> Your task
Return the full listing exactly as it is written.

> Input for this task
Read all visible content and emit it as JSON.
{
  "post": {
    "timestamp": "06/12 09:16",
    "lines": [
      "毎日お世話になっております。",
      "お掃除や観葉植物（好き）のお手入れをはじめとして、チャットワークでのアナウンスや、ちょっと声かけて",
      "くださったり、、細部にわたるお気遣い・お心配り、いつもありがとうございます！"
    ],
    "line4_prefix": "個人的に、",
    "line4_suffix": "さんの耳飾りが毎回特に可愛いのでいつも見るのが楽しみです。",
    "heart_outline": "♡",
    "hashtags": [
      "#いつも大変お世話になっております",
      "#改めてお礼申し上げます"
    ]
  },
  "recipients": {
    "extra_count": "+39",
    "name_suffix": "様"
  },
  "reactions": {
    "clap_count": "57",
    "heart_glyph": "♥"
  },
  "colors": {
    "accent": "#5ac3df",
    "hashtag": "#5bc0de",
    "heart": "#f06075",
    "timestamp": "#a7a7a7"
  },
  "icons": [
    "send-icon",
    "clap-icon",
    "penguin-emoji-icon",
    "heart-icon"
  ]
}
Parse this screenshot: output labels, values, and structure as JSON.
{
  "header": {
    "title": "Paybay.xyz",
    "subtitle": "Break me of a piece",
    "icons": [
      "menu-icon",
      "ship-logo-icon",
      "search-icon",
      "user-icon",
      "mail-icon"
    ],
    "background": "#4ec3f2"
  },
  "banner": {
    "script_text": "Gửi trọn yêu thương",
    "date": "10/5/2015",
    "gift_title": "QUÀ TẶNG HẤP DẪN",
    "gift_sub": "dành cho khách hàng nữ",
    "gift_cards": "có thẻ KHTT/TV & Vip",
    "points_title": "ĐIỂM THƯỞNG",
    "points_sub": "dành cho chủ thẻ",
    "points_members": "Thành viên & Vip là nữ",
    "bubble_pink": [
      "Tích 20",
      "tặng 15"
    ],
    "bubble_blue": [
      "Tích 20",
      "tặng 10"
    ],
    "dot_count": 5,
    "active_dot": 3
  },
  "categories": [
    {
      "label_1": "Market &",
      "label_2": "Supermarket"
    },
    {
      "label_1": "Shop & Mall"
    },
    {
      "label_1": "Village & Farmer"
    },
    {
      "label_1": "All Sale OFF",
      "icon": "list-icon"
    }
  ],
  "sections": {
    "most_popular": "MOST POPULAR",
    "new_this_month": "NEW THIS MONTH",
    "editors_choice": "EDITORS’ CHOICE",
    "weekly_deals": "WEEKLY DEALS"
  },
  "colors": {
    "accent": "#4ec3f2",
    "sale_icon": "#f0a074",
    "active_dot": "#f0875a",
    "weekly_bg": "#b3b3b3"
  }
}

> Task solution
Read all visible content and emit it as JSON.
{
  "post": {
    "timestamp": "06/12 09:16",
    "lines": [
      "毎日お世話になっております。",
      "お掃除や観葉植物（好き）のお手入れをはじめとして、チャットワークでのアナウンスや、ちょっと声かけて",
      "くださったり、、細部にわたるお気遣い・お心配り、いつもありがとうございます！"
    ],
    "line4_prefix": "個人的に、",
    "line4_suffix": "さんの耳飾りが毎回特に可愛いのでいつも見るのが楽しみです。",
    "heart_outline": "♡",
    "hashtags": [
      "#いつも大変お世話になっております",
      "#改めてお礼申し上げます"
    ]
  },
  "recipients": {
    "extra_count": "+39",
    "name_suffix": "様"
  },
  "reactions": {
    "clap_count": "57",
    "heart_glyph": "♥"
  },
  "colors": {
    "accent": "#5ac3df",
    "hashtag": "#5bc0de",
    "heart": "#f06075",
    "timestamp": "#a7a7a7"
  },
  "icons": [
    "send-icon",
    "clap-icon",
    "penguin-emoji-icon",
    "heart-icon"
  ]
}
Parse this screenshot: output labels, values, and structure as JSON.
{
  "header": {
    "title": "Paybay.xyz",
    "subtitle": "Break me of a piece",
    "icons": [
      "menu-icon",
      "ship-logo-icon",
      "search-icon",
      "user-icon",
      "mail-icon"
    ],
    "background": "#4ec3f2"
  },
  "banner": {
    "script_text": "Gửi trọn yêu thương",
    "date": "10/5/2015",
    "gift_title": "QUÀ TẶNG HẤP DẪN",
    "gift_sub": "dành cho khách hàng nữ",
    "gift_cards": "có thẻ KHTT/TV & Vip",
    "points_title": "ĐIỂM THƯỞNG",
    "points_sub": "dành cho chủ thẻ",
    "points_members": "Thành viên & Vip là nữ",
    "bubble_pink": [
      "Tích 20",
      "tặng 15"
    ],
    "bubble_blue": [
      "Tích 20",
      "tặng 10"
    ],
    "dot_count": 5,
    "active_dot": 3
  },
  "categories": [
    {
      "label_1": "Market &",
      "label_2": "Supermarket"
    },
    {
      "label_1": "Shop & Mall"
    },
    {
      "label_1": "Village & Farmer"
    },
    {
      "label_1": "All Sale OFF",
      "icon": "list-icon"
    }
  ],
  "sections": {
    "most_popular": "MOST POPULAR",
    "new_this_month": "NEW THIS MONTH",
    "editors_choice": "EDITORS’ CHOICE",
    "weekly_deals": "WEEKLY DEALS"
  },
  "colors": {
    "accent": "#4ec3f2",
    "sale_icon": "#f0a074",
    "active_dot": "#f0875a",
    "weekly_bg": "#b3b3b3"
  }
}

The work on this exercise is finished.